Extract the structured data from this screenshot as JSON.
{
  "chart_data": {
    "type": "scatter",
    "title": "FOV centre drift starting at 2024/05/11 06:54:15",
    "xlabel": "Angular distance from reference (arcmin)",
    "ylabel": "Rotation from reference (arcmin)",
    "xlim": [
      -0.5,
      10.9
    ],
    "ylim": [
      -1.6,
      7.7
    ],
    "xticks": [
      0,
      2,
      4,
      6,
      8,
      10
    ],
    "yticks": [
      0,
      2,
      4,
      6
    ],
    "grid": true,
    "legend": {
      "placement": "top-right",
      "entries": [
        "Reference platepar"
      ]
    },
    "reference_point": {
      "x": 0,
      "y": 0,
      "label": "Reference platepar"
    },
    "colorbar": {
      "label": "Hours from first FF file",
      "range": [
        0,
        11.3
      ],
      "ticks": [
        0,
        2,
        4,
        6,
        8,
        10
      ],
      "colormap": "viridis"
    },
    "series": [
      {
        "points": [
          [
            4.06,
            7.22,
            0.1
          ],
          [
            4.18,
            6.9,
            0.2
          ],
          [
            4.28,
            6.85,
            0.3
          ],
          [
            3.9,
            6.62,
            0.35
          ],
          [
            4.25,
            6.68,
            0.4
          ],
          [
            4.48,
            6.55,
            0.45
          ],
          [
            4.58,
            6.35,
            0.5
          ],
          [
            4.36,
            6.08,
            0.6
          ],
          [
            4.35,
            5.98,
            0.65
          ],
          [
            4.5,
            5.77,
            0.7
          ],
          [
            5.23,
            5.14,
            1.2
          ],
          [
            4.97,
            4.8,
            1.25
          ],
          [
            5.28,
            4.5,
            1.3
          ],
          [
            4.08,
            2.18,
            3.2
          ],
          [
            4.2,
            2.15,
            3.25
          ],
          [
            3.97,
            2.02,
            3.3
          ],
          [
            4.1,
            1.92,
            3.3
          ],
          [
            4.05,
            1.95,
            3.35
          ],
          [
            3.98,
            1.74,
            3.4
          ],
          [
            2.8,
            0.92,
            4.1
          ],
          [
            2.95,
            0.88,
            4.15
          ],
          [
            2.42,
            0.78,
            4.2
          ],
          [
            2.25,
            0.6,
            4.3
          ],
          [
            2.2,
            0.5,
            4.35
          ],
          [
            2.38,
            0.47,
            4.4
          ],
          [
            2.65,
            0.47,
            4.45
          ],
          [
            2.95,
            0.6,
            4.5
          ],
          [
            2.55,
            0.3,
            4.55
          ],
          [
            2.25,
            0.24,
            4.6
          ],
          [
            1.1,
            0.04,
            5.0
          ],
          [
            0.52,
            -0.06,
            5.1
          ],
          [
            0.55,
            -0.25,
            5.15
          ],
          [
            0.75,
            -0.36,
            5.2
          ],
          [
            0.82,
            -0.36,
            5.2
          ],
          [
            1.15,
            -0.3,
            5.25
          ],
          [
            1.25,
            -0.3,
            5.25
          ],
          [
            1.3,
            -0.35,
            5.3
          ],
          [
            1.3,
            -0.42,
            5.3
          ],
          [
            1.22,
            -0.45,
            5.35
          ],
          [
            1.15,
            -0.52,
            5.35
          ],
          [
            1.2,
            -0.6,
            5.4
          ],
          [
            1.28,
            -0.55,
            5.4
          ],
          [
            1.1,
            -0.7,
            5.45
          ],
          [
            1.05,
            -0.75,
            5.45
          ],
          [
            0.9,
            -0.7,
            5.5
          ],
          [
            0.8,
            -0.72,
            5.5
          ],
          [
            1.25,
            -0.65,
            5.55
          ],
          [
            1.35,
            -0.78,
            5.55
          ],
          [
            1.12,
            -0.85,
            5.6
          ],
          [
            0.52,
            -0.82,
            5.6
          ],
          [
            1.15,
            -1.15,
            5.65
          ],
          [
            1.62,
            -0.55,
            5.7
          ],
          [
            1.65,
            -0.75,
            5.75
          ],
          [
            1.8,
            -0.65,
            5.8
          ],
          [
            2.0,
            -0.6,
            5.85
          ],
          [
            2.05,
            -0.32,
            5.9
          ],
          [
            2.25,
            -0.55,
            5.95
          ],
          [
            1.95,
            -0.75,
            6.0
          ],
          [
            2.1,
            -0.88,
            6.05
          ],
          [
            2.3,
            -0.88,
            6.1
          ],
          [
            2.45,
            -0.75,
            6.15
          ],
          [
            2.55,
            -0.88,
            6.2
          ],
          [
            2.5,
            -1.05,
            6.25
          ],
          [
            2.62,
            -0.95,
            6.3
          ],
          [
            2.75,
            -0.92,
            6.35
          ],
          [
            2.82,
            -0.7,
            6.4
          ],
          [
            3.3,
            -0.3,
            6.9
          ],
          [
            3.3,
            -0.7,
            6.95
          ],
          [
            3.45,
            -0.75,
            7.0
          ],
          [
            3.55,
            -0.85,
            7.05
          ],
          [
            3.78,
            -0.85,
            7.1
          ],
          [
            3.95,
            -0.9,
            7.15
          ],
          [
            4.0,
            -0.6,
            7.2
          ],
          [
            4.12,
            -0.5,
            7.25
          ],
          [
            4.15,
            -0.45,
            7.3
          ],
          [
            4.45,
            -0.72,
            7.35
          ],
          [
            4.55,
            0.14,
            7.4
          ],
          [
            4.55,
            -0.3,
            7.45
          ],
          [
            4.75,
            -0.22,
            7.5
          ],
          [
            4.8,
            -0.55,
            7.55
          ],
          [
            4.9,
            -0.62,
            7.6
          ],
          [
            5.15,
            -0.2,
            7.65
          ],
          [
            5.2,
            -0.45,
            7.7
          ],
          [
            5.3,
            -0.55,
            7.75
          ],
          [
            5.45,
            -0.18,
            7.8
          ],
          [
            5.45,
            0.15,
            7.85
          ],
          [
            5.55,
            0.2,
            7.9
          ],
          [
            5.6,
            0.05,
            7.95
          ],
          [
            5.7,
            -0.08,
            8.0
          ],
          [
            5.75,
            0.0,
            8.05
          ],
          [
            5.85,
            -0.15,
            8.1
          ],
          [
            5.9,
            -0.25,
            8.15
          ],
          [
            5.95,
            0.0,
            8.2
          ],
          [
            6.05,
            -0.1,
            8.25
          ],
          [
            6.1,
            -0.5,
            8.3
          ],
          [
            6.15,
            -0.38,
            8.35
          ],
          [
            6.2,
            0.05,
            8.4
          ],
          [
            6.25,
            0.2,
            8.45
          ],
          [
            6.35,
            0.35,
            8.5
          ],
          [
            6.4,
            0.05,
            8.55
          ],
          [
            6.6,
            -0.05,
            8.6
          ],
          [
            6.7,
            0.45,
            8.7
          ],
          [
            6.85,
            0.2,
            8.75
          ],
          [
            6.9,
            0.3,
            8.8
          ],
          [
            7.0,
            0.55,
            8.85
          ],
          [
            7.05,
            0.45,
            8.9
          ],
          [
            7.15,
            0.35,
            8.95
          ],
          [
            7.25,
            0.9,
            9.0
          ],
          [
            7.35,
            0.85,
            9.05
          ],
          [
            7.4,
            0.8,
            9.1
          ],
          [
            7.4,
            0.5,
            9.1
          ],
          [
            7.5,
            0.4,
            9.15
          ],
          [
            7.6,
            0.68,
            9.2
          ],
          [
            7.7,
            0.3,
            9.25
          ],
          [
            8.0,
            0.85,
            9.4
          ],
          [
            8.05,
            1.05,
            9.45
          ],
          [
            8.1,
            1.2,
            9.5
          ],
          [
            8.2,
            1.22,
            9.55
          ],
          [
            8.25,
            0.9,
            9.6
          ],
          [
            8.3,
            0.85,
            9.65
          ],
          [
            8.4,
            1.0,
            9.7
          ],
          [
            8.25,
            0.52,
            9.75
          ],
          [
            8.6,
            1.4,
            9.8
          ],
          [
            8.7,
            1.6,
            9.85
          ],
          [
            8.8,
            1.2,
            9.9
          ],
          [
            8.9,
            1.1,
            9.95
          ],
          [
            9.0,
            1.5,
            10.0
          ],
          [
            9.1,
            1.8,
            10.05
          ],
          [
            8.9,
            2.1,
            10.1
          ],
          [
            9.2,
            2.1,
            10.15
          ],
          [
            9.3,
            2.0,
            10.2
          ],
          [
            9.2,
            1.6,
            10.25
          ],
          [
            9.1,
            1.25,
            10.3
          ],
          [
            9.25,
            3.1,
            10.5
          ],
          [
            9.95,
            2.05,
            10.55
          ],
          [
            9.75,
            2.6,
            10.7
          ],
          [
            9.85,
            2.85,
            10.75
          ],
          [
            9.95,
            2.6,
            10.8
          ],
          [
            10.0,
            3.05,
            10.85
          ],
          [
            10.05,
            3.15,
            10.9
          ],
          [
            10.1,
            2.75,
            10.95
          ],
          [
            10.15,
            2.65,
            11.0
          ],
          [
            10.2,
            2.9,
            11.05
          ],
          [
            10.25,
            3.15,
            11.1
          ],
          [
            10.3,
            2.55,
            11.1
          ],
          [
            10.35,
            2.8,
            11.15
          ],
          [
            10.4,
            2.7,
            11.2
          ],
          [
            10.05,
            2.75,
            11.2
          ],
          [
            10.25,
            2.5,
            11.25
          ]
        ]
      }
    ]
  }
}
+ + +
WHAT IS ASKED:
Pick out and copy the lines of the entries that hold the string "from".

TASK ANSWER:
Extract the structured data from this screenshot as JSON.
    "xlabel": "Angular distance from reference (arcmin)",
    "ylabel": "Rotation from reference (arcmin)",
      "label": "Hours from first FF file",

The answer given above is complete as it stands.